>>>

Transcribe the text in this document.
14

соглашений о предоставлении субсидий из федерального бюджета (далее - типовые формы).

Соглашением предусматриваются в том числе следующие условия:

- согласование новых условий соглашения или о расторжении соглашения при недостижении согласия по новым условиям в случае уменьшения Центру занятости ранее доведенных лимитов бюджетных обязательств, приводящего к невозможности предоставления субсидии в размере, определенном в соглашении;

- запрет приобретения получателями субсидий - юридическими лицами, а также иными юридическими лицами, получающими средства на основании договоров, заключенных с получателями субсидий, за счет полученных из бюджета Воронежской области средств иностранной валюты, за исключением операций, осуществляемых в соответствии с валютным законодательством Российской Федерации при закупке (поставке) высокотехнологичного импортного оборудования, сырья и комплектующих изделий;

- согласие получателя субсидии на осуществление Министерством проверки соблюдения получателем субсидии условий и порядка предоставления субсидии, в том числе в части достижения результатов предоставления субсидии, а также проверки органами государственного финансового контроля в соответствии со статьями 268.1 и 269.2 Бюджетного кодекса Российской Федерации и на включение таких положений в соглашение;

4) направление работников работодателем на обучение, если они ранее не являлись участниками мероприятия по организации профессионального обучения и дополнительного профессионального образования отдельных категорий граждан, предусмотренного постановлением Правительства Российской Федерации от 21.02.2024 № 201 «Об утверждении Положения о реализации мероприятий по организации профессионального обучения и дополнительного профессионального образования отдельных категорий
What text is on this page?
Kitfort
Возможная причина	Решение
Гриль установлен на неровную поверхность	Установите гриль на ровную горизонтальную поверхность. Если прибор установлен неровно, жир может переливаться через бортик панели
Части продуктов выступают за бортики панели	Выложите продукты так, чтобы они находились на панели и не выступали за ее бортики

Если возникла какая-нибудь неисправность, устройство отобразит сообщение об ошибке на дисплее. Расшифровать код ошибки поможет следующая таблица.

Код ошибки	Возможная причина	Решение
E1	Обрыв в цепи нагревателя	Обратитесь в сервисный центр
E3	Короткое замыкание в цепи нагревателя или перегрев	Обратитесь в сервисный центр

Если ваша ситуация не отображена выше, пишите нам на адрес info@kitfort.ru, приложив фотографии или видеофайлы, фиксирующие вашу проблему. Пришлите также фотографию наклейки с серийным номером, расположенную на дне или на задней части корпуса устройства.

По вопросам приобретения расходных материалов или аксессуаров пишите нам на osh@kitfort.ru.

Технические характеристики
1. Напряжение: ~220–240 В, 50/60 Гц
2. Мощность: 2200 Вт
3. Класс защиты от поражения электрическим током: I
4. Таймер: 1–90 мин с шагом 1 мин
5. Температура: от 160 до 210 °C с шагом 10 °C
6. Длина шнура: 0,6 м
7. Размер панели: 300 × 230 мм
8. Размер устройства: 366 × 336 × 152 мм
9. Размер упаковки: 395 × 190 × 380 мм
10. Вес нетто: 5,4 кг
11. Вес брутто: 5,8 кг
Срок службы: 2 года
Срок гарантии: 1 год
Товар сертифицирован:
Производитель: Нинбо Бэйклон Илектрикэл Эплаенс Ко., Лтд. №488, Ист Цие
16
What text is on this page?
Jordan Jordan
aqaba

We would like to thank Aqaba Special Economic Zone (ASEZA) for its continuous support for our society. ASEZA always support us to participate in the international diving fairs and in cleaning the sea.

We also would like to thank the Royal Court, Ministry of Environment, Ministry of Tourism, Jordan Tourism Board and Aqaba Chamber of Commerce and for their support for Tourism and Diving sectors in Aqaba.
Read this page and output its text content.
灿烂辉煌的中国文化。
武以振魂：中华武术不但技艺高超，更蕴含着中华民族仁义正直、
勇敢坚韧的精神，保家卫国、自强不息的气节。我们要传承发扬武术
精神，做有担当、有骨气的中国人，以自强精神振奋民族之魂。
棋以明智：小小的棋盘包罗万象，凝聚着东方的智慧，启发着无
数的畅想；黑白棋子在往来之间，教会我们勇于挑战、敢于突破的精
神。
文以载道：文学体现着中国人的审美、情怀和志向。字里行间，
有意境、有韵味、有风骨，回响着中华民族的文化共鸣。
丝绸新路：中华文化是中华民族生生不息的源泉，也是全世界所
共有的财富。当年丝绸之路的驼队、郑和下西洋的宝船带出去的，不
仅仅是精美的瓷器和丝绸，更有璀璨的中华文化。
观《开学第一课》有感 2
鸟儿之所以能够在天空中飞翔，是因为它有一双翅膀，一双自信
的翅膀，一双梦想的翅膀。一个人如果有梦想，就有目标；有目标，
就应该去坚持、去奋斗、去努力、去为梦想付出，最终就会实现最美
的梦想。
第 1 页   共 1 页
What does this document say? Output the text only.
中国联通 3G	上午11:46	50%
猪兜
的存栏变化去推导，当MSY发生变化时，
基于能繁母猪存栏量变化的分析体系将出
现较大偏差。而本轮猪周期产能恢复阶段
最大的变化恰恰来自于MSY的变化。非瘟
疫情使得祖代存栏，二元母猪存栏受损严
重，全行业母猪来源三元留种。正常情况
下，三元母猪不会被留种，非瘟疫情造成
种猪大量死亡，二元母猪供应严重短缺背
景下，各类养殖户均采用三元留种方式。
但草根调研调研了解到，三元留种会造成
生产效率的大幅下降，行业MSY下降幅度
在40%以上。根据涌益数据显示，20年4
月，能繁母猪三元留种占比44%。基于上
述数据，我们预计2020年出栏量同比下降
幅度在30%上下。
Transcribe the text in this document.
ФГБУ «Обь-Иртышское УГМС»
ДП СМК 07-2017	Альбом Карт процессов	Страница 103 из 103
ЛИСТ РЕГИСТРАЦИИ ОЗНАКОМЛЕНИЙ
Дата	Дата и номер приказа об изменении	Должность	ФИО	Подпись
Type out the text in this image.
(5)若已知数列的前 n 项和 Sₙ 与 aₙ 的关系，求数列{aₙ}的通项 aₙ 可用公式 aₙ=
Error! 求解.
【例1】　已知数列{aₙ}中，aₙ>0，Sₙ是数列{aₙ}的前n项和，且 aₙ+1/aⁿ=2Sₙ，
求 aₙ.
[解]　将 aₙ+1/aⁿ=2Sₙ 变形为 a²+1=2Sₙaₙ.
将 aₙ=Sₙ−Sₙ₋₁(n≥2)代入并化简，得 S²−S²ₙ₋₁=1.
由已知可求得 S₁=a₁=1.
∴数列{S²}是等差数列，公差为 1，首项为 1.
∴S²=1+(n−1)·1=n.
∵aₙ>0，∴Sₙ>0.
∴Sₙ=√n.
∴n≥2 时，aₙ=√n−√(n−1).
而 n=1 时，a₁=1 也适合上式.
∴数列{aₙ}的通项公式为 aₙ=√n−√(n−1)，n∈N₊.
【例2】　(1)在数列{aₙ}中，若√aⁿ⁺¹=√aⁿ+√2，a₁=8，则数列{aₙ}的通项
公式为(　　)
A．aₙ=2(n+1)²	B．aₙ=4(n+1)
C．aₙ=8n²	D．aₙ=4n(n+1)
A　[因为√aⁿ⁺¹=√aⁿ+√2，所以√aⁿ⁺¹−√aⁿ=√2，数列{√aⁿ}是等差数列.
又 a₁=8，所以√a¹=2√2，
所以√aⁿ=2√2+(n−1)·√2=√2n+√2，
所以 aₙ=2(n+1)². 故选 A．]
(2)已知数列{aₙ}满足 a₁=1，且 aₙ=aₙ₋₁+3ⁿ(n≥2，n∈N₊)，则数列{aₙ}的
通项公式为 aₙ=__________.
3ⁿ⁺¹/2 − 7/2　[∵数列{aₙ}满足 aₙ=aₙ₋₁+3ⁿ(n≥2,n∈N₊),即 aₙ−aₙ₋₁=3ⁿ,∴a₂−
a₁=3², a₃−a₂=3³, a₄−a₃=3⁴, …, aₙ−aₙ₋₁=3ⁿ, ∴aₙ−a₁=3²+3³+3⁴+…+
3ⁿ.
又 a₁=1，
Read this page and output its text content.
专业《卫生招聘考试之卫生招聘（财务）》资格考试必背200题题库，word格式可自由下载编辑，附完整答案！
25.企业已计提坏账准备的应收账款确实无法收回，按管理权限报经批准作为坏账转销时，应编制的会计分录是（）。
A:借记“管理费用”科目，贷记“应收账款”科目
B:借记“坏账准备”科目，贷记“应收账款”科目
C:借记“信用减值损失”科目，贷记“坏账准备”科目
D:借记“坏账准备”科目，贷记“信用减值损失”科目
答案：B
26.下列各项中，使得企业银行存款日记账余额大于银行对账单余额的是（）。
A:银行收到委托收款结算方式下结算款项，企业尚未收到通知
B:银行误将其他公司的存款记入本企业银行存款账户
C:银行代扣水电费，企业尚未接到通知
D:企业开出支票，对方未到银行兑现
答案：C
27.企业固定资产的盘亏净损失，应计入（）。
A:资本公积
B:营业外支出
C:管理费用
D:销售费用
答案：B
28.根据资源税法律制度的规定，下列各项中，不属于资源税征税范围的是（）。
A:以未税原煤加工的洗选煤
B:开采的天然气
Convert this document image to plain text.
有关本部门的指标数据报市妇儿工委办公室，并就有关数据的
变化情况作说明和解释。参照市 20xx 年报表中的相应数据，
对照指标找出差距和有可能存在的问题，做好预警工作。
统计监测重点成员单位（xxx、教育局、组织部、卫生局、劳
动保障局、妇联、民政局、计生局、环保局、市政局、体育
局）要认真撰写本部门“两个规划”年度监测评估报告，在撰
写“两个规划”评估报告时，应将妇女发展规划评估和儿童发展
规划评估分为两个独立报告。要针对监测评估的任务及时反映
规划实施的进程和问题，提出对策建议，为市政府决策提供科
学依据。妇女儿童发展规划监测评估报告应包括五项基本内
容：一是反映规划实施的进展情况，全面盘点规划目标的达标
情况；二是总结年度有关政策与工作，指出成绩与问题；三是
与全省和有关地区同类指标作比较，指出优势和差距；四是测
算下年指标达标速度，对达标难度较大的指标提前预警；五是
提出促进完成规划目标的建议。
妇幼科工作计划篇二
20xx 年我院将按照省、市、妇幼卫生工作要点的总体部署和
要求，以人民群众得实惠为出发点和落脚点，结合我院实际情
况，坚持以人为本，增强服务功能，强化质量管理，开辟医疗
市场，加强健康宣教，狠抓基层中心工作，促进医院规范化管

<<<

• [Exercise objective] Report how many lines contain "Jordan". Give nothing but the number.

• [Worked solution] 2